■ What is expected
Going through the material below, please gather all lines with the word "title" in them.

··········

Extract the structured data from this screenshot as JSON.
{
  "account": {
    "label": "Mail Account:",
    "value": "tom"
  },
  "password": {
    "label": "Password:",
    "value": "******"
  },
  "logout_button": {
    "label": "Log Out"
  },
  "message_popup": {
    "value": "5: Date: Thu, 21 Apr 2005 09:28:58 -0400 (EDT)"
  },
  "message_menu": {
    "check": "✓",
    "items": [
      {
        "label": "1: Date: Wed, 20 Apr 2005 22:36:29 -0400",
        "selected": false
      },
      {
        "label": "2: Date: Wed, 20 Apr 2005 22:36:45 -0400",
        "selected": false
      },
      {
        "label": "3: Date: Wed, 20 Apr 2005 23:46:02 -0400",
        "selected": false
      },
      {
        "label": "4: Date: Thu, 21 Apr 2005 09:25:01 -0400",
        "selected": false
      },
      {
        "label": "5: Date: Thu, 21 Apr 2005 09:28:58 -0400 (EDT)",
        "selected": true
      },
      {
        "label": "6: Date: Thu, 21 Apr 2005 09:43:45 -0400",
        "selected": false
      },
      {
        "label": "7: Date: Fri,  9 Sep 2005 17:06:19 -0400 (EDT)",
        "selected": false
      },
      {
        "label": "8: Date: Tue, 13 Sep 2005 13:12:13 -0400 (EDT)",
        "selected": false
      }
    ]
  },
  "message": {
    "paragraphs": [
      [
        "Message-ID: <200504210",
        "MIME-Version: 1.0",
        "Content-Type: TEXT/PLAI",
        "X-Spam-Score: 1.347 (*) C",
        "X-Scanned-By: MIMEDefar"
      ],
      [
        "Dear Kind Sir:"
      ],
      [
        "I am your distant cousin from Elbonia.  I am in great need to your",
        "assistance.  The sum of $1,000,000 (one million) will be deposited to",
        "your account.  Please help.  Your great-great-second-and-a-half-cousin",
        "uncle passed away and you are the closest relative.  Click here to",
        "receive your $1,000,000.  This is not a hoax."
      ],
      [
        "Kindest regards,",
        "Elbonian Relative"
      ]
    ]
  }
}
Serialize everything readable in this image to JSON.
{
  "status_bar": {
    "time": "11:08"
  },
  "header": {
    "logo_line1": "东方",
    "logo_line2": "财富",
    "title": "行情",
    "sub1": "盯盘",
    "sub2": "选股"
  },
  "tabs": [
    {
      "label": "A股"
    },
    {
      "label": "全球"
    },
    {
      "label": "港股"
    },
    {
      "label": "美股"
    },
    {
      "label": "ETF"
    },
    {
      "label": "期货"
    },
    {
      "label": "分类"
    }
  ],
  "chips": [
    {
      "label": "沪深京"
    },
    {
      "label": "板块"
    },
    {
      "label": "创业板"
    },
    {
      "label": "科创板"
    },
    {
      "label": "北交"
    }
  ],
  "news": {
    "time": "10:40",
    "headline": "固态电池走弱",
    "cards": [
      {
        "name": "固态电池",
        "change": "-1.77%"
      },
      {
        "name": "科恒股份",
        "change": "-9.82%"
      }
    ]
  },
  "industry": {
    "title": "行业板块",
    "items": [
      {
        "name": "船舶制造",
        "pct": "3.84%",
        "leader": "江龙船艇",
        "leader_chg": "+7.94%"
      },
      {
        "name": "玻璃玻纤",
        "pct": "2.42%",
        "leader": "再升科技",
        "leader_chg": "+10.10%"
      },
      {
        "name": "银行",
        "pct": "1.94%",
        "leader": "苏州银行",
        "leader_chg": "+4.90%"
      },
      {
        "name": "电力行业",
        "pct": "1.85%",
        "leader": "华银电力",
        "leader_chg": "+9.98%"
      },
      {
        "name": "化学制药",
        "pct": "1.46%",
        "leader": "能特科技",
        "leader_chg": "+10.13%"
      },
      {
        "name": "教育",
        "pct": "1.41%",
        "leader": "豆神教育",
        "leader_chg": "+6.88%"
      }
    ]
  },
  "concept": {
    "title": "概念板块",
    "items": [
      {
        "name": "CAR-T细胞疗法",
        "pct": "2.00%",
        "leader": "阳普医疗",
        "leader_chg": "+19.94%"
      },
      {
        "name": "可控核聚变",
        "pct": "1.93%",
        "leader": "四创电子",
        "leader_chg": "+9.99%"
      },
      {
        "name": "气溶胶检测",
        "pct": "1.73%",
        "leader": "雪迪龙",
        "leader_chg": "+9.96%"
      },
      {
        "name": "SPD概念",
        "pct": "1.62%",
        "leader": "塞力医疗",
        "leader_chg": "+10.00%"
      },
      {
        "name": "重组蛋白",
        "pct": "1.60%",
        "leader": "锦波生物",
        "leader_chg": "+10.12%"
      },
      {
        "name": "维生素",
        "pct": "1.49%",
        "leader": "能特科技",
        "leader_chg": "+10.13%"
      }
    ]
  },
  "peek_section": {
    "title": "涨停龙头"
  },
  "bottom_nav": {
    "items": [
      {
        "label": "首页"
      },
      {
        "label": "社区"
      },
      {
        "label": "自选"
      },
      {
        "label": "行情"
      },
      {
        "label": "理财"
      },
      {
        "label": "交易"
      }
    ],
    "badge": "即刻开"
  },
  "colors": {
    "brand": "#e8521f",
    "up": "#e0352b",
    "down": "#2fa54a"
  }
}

··········

■ Result of the task
    "title": "行情",
    "title": "行业板块",
    "title": "概念板块",
    "title": "涨停龙头"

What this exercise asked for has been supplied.